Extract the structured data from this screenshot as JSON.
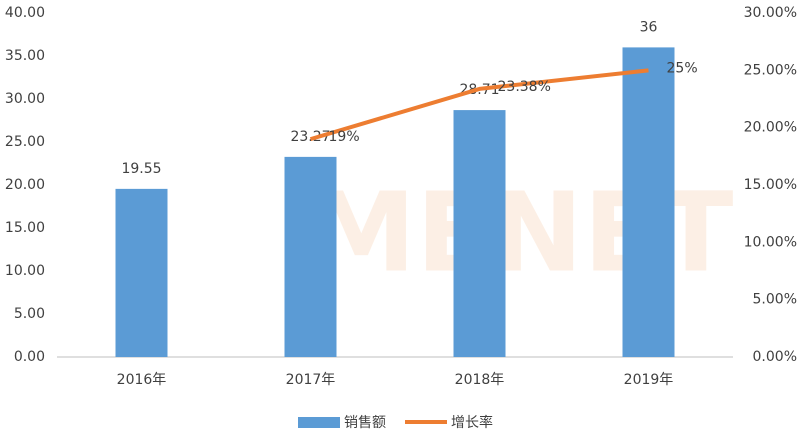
{
  "chart_data": {
    "type": "bar",
    "watermark": "MENET",
    "categories": [
      "2016年",
      "2017年",
      "2018年",
      "2019年"
    ],
    "series": [
      {
        "name": "销售额",
        "type": "bar",
        "color": "#5b9bd5",
        "values": [
          19.55,
          23.27,
          28.71,
          36
        ]
      },
      {
        "name": "增长率",
        "type": "line",
        "axis": "y2",
        "color": "#ed7d31",
        "values": [
          null,
          19,
          23.38,
          25
        ],
        "value_labels": [
          null,
          "19%",
          "23.38%",
          "25%"
        ]
      }
    ],
    "ylim": [
      0,
      40
    ],
    "yticks": [
      {
        "value": 0,
        "label": "0.00"
      },
      {
        "value": 5,
        "label": "5.00"
      },
      {
        "value": 10,
        "label": "10.00"
      },
      {
        "value": 15,
        "label": "15.00"
      },
      {
        "value": 20,
        "label": "20.00"
      },
      {
        "value": 25,
        "label": "25.00"
      },
      {
        "value": 30,
        "label": "30.00"
      },
      {
        "value": 35,
        "label": "35.00"
      },
      {
        "value": 40,
        "label": "40.00"
      }
    ],
    "y2lim": [
      0,
      30
    ],
    "y2ticks": [
      {
        "value": 0,
        "label": "0.00%"
      },
      {
        "value": 5,
        "label": "5.00%"
      },
      {
        "value": 10,
        "label": "10.00%"
      },
      {
        "value": 15,
        "label": "15.00%"
      },
      {
        "value": 20,
        "label": "20.00%"
      },
      {
        "value": 25,
        "label": "25.00%"
      },
      {
        "value": 30,
        "label": "30.00%"
      }
    ],
    "grid": false
  }
}
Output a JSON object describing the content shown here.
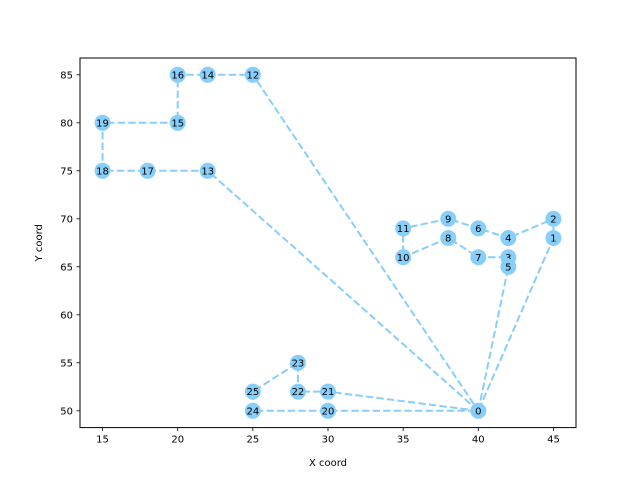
{
  "chart_data": {
    "type": "line",
    "title": "",
    "xlabel": "X coord",
    "ylabel": "Y coord",
    "xlim": [
      13.5,
      46.5
    ],
    "ylim": [
      48.25,
      86.75
    ],
    "x_ticks": [
      15,
      20,
      25,
      30,
      35,
      40,
      45
    ],
    "y_ticks": [
      50,
      55,
      60,
      65,
      70,
      75,
      80,
      85
    ],
    "grid": false,
    "legend": "none",
    "colors": {
      "route": "#87CEFA",
      "node": "#87CEFA",
      "frame": "#000000"
    },
    "nodes": [
      {
        "id": "0",
        "x": 40,
        "y": 50
      },
      {
        "id": "1",
        "x": 45,
        "y": 68
      },
      {
        "id": "2",
        "x": 45,
        "y": 70
      },
      {
        "id": "3",
        "x": 42,
        "y": 66
      },
      {
        "id": "4",
        "x": 42,
        "y": 68
      },
      {
        "id": "5",
        "x": 42,
        "y": 65
      },
      {
        "id": "6",
        "x": 40,
        "y": 69
      },
      {
        "id": "7",
        "x": 40,
        "y": 66
      },
      {
        "id": "8",
        "x": 38,
        "y": 68
      },
      {
        "id": "9",
        "x": 38,
        "y": 70
      },
      {
        "id": "10",
        "x": 35,
        "y": 66
      },
      {
        "id": "11",
        "x": 35,
        "y": 69
      },
      {
        "id": "12",
        "x": 25,
        "y": 85
      },
      {
        "id": "13",
        "x": 22,
        "y": 75
      },
      {
        "id": "14",
        "x": 22,
        "y": 85
      },
      {
        "id": "15",
        "x": 20,
        "y": 80
      },
      {
        "id": "16",
        "x": 20,
        "y": 85
      },
      {
        "id": "17",
        "x": 18,
        "y": 75
      },
      {
        "id": "18",
        "x": 15,
        "y": 75
      },
      {
        "id": "19",
        "x": 15,
        "y": 80
      },
      {
        "id": "20",
        "x": 30,
        "y": 50
      },
      {
        "id": "21",
        "x": 30,
        "y": 52
      },
      {
        "id": "22",
        "x": 28,
        "y": 52
      },
      {
        "id": "23",
        "x": 28,
        "y": 55
      },
      {
        "id": "24",
        "x": 25,
        "y": 50
      },
      {
        "id": "25",
        "x": 25,
        "y": 52
      }
    ],
    "routes": [
      [
        "0",
        "5",
        "3",
        "7",
        "8",
        "10",
        "11",
        "9",
        "6",
        "4",
        "2",
        "1",
        "0"
      ],
      [
        "0",
        "13",
        "17",
        "18",
        "19",
        "15",
        "16",
        "14",
        "12",
        "0"
      ],
      [
        "0",
        "21",
        "22",
        "23",
        "25",
        "24",
        "20",
        "0"
      ]
    ]
  }
}
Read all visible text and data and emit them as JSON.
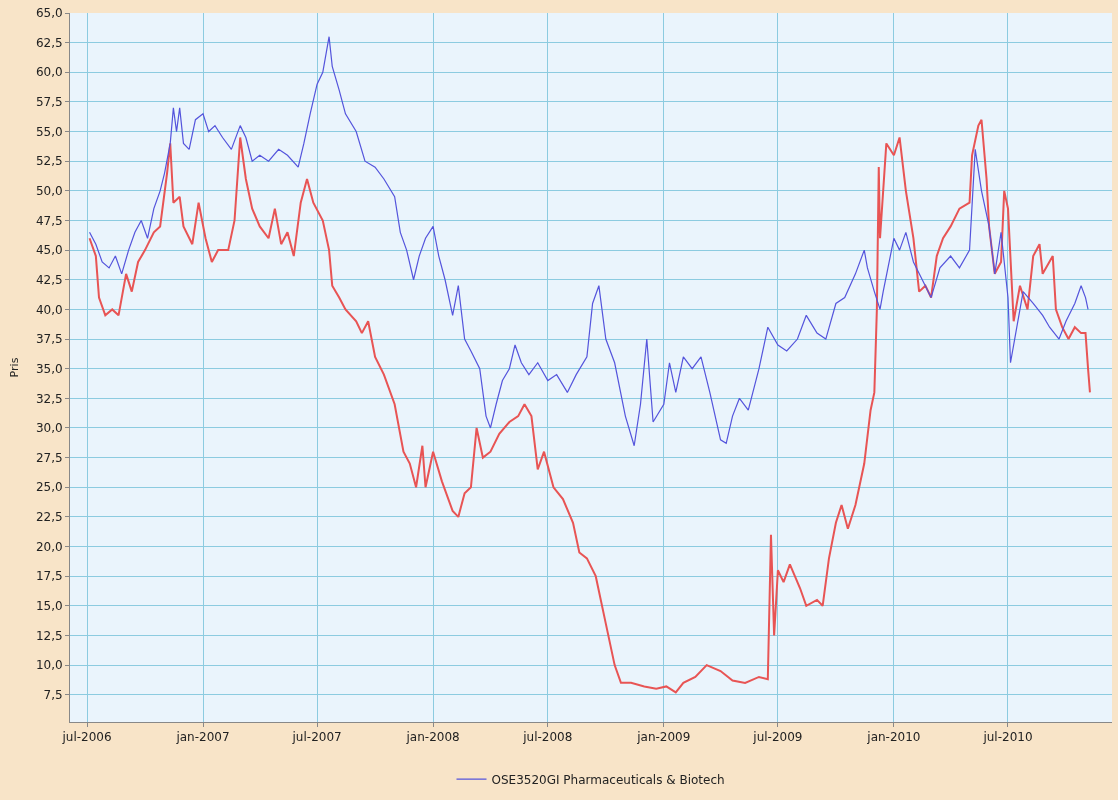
{
  "chart_data": {
    "type": "line",
    "ylabel": "Pris",
    "legend": "bottom",
    "grid": true,
    "marker": "none",
    "line_style": "solid",
    "xlim": [
      "2006-06-04",
      "2010-12-13"
    ],
    "xticks": [
      {
        "value": "2006-07-01",
        "label": "jul-2006"
      },
      {
        "value": "2007-01-01",
        "label": "jan-2007"
      },
      {
        "value": "2007-07-01",
        "label": "jul-2007"
      },
      {
        "value": "2008-01-01",
        "label": "jan-2008"
      },
      {
        "value": "2008-07-01",
        "label": "jul-2008"
      },
      {
        "value": "2009-01-01",
        "label": "jan-2009"
      },
      {
        "value": "2009-07-01",
        "label": "jul-2009"
      },
      {
        "value": "2010-01-01",
        "label": "jan-2010"
      },
      {
        "value": "2010-07-01",
        "label": "jul-2010"
      }
    ],
    "ylim": [
      5.2,
      65
    ],
    "yticks": [
      {
        "value": 7.5,
        "label": "7,5"
      },
      {
        "value": 10,
        "label": "10,0"
      },
      {
        "value": 12.5,
        "label": "12,5"
      },
      {
        "value": 15,
        "label": "15,0"
      },
      {
        "value": 17.5,
        "label": "17,5"
      },
      {
        "value": 20,
        "label": "20,0"
      },
      {
        "value": 22.5,
        "label": "22,5"
      },
      {
        "value": 25,
        "label": "25,0"
      },
      {
        "value": 27.5,
        "label": "27,5"
      },
      {
        "value": 30,
        "label": "30,0"
      },
      {
        "value": 32.5,
        "label": "32,5"
      },
      {
        "value": 35,
        "label": "35,0"
      },
      {
        "value": 37.5,
        "label": "37,5"
      },
      {
        "value": 40,
        "label": "40,0"
      },
      {
        "value": 42.5,
        "label": "42,5"
      },
      {
        "value": 45,
        "label": "45,0"
      },
      {
        "value": 47.5,
        "label": "47,5"
      },
      {
        "value": 50,
        "label": "50,0"
      },
      {
        "value": 52.5,
        "label": "52,5"
      },
      {
        "value": 55,
        "label": "55,0"
      },
      {
        "value": 57.5,
        "label": "57,5"
      },
      {
        "value": 60,
        "label": "60,0"
      },
      {
        "value": 62.5,
        "label": "62,5"
      },
      {
        "value": 65,
        "label": "65,0"
      }
    ],
    "series": [
      {
        "color": "#e85454",
        "x": [
          "2006-07-05",
          "2006-07-15",
          "2006-07-20",
          "2006-07-30",
          "2006-08-10",
          "2006-08-20",
          "2006-09-01",
          "2006-09-10",
          "2006-09-20",
          "2006-10-01",
          "2006-10-15",
          "2006-10-25",
          "2006-11-05",
          "2006-11-10",
          "2006-11-15",
          "2006-11-25",
          "2006-12-01",
          "2006-12-15",
          "2006-12-25",
          "2007-01-05",
          "2007-01-15",
          "2007-01-25",
          "2007-02-10",
          "2007-02-20",
          "2007-03-01",
          "2007-03-10",
          "2007-03-20",
          "2007-04-01",
          "2007-04-15",
          "2007-04-25",
          "2007-05-05",
          "2007-05-15",
          "2007-05-25",
          "2007-06-05",
          "2007-06-15",
          "2007-06-25",
          "2007-07-10",
          "2007-07-20",
          "2007-07-25",
          "2007-08-05",
          "2007-08-15",
          "2007-09-01",
          "2007-09-10",
          "2007-09-20",
          "2007-10-01",
          "2007-10-15",
          "2007-11-01",
          "2007-11-15",
          "2007-11-25",
          "2007-12-05",
          "2007-12-15",
          "2007-12-20",
          "2008-01-01",
          "2008-01-15",
          "2008-02-01",
          "2008-02-10",
          "2008-02-20",
          "2008-03-01",
          "2008-03-10",
          "2008-03-20",
          "2008-04-01",
          "2008-04-15",
          "2008-05-01",
          "2008-05-15",
          "2008-05-25",
          "2008-06-05",
          "2008-06-15",
          "2008-06-25",
          "2008-07-10",
          "2008-07-25",
          "2008-08-10",
          "2008-08-20",
          "2008-09-01",
          "2008-09-15",
          "2008-10-01",
          "2008-10-15",
          "2008-10-25",
          "2008-11-10",
          "2008-12-01",
          "2008-12-20",
          "2009-01-05",
          "2009-01-20",
          "2009-02-01",
          "2009-02-20",
          "2009-03-10",
          "2009-04-01",
          "2009-04-20",
          "2009-05-10",
          "2009-06-01",
          "2009-06-15",
          "2009-06-20",
          "2009-06-25",
          "2009-07-01",
          "2009-07-10",
          "2009-07-20",
          "2009-08-05",
          "2009-08-15",
          "2009-09-01",
          "2009-09-10",
          "2009-09-20",
          "2009-10-01",
          "2009-10-10",
          "2009-10-20",
          "2009-11-01",
          "2009-11-15",
          "2009-11-25",
          "2009-12-01",
          "2009-12-05",
          "2009-12-08",
          "2009-12-10",
          "2009-12-20",
          "2010-01-01",
          "2010-01-10",
          "2010-01-20",
          "2010-02-01",
          "2010-02-10",
          "2010-02-20",
          "2010-03-01",
          "2010-03-10",
          "2010-03-20",
          "2010-04-01",
          "2010-04-15",
          "2010-05-01",
          "2010-05-05",
          "2010-05-15",
          "2010-05-20",
          "2010-05-28",
          "2010-06-01",
          "2010-06-10",
          "2010-06-20",
          "2010-06-25",
          "2010-07-01",
          "2010-07-10",
          "2010-07-20",
          "2010-08-01",
          "2010-08-10",
          "2010-08-20",
          "2010-08-25",
          "2010-09-10",
          "2010-09-15",
          "2010-09-25",
          "2010-10-05",
          "2010-10-15",
          "2010-10-25",
          "2010-11-01",
          "2010-11-05",
          "2010-11-08"
        ],
        "values": [
          46.0,
          44.5,
          41.0,
          39.5,
          40.0,
          39.5,
          43.0,
          41.5,
          44.0,
          45.0,
          46.5,
          47.0,
          51.5,
          54.0,
          49.0,
          49.5,
          47.0,
          45.5,
          49.0,
          46.0,
          44.0,
          45.0,
          45.0,
          47.5,
          54.5,
          51.0,
          48.5,
          47.0,
          46.0,
          48.5,
          45.5,
          46.5,
          44.5,
          49.0,
          51.0,
          49.0,
          47.5,
          45.0,
          42.0,
          41.0,
          40.0,
          39.0,
          38.0,
          39.0,
          36.0,
          34.5,
          32.0,
          28.0,
          27.0,
          25.0,
          28.5,
          25.0,
          28.0,
          25.5,
          23.0,
          22.5,
          24.5,
          25.0,
          30.0,
          27.5,
          28.0,
          29.5,
          30.5,
          31.0,
          32.0,
          31.0,
          26.5,
          28.0,
          25.0,
          24.0,
          22.0,
          19.5,
          19.0,
          17.5,
          13.5,
          10.0,
          8.5,
          8.5,
          8.2,
          8.0,
          8.2,
          7.7,
          8.5,
          9.0,
          10.0,
          9.5,
          8.7,
          8.5,
          9.0,
          8.8,
          21.0,
          12.5,
          18.0,
          17.0,
          18.5,
          16.5,
          15.0,
          15.5,
          15.0,
          19.0,
          22.0,
          23.5,
          21.5,
          23.5,
          27.0,
          31.5,
          33.0,
          40.0,
          52.0,
          46.0,
          54.0,
          53.0,
          54.5,
          50.0,
          46.0,
          41.5,
          42.0,
          41.0,
          44.5,
          46.0,
          47.0,
          48.5,
          49.0,
          53.0,
          55.5,
          56.0,
          51.0,
          47.0,
          43.0,
          44.0,
          50.0,
          48.5,
          39.0,
          42.0,
          40.0,
          44.5,
          45.5,
          43.0,
          44.5,
          40.0,
          38.5,
          37.5,
          38.5,
          38.0,
          38.0,
          35.0,
          33.0
        ]
      },
      {
        "name": "OSE3520GI Pharmaceuticals & Biotech",
        "color": "#5454dc",
        "x": [
          "2006-07-05",
          "2006-07-15",
          "2006-07-25",
          "2006-08-05",
          "2006-08-15",
          "2006-08-25",
          "2006-09-05",
          "2006-09-15",
          "2006-09-25",
          "2006-10-05",
          "2006-10-15",
          "2006-10-25",
          "2006-11-01",
          "2006-11-10",
          "2006-11-15",
          "2006-11-20",
          "2006-11-25",
          "2006-12-01",
          "2006-12-10",
          "2006-12-20",
          "2007-01-01",
          "2007-01-10",
          "2007-01-20",
          "2007-02-01",
          "2007-02-15",
          "2007-03-01",
          "2007-03-10",
          "2007-03-20",
          "2007-04-01",
          "2007-04-15",
          "2007-05-01",
          "2007-05-15",
          "2007-06-01",
          "2007-06-10",
          "2007-06-20",
          "2007-07-01",
          "2007-07-10",
          "2007-07-20",
          "2007-07-25",
          "2007-08-05",
          "2007-08-15",
          "2007-09-01",
          "2007-09-15",
          "2007-10-01",
          "2007-10-15",
          "2007-11-01",
          "2007-11-10",
          "2007-11-20",
          "2007-12-01",
          "2007-12-10",
          "2007-12-20",
          "2008-01-01",
          "2008-01-10",
          "2008-01-20",
          "2008-02-01",
          "2008-02-10",
          "2008-02-20",
          "2008-03-01",
          "2008-03-15",
          "2008-03-25",
          "2008-04-01",
          "2008-04-10",
          "2008-04-20",
          "2008-05-01",
          "2008-05-10",
          "2008-05-20",
          "2008-06-01",
          "2008-06-15",
          "2008-07-01",
          "2008-07-15",
          "2008-08-01",
          "2008-08-15",
          "2008-09-01",
          "2008-09-10",
          "2008-09-20",
          "2008-10-01",
          "2008-10-15",
          "2008-11-01",
          "2008-11-15",
          "2008-11-25",
          "2008-12-05",
          "2008-12-15",
          "2009-01-01",
          "2009-01-10",
          "2009-01-20",
          "2009-02-01",
          "2009-02-15",
          "2009-03-01",
          "2009-03-15",
          "2009-04-01",
          "2009-04-10",
          "2009-04-20",
          "2009-05-01",
          "2009-05-15",
          "2009-06-01",
          "2009-06-15",
          "2009-07-01",
          "2009-07-15",
          "2009-08-01",
          "2009-08-15",
          "2009-09-01",
          "2009-09-15",
          "2009-10-01",
          "2009-10-15",
          "2009-11-01",
          "2009-11-15",
          "2009-11-20",
          "2009-12-01",
          "2009-12-10",
          "2009-12-15",
          "2010-01-01",
          "2010-01-10",
          "2010-01-20",
          "2010-02-01",
          "2010-02-15",
          "2010-03-01",
          "2010-03-15",
          "2010-04-01",
          "2010-04-15",
          "2010-05-01",
          "2010-05-10",
          "2010-05-20",
          "2010-06-01",
          "2010-06-10",
          "2010-06-20",
          "2010-07-01",
          "2010-07-05",
          "2010-07-15",
          "2010-07-25",
          "2010-08-10",
          "2010-08-25",
          "2010-09-05",
          "2010-09-20",
          "2010-10-01",
          "2010-10-15",
          "2010-10-25",
          "2010-11-01",
          "2010-11-05"
        ],
        "values": [
          46.5,
          45.5,
          44.0,
          43.5,
          44.5,
          43.0,
          45.0,
          46.5,
          47.5,
          46.0,
          48.5,
          50.0,
          51.5,
          54.0,
          57.0,
          55.0,
          57.0,
          54.0,
          53.5,
          56.0,
          56.5,
          55.0,
          55.5,
          54.5,
          53.5,
          55.5,
          54.5,
          52.5,
          53.0,
          52.5,
          53.5,
          53.0,
          52.0,
          54.0,
          56.5,
          59.0,
          60.0,
          63.0,
          60.5,
          58.5,
          56.5,
          55.0,
          52.5,
          52.0,
          51.0,
          49.5,
          46.5,
          45.0,
          42.5,
          44.5,
          46.0,
          47.0,
          44.5,
          42.5,
          39.5,
          42.0,
          37.5,
          36.5,
          35.0,
          31.0,
          30.0,
          32.0,
          34.0,
          35.0,
          37.0,
          35.5,
          34.5,
          35.5,
          34.0,
          34.5,
          33.0,
          34.5,
          36.0,
          40.5,
          42.0,
          37.5,
          35.5,
          31.0,
          28.5,
          32.0,
          37.5,
          30.5,
          32.0,
          35.5,
          33.0,
          36.0,
          35.0,
          36.0,
          33.0,
          29.0,
          28.7,
          31.0,
          32.5,
          31.5,
          35.0,
          38.5,
          37.0,
          36.5,
          37.5,
          39.5,
          38.0,
          37.5,
          40.5,
          41.0,
          43.0,
          45.0,
          43.5,
          41.5,
          40.0,
          41.5,
          46.0,
          45.0,
          46.5,
          44.0,
          42.5,
          41.0,
          43.5,
          44.5,
          43.5,
          45.0,
          53.5,
          50.0,
          47.0,
          43.0,
          46.5,
          41.0,
          35.5,
          38.5,
          41.5,
          40.5,
          39.5,
          38.5,
          37.5,
          39.0,
          40.5,
          42.0,
          41.0,
          40.0
        ]
      }
    ]
  }
}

· · · · ·

From the records above, pick out and copy each line holding the word "type".

    "type": "bar",
        "type": "bar",
        "type": "line",
    "type": "line",
    "type": "line",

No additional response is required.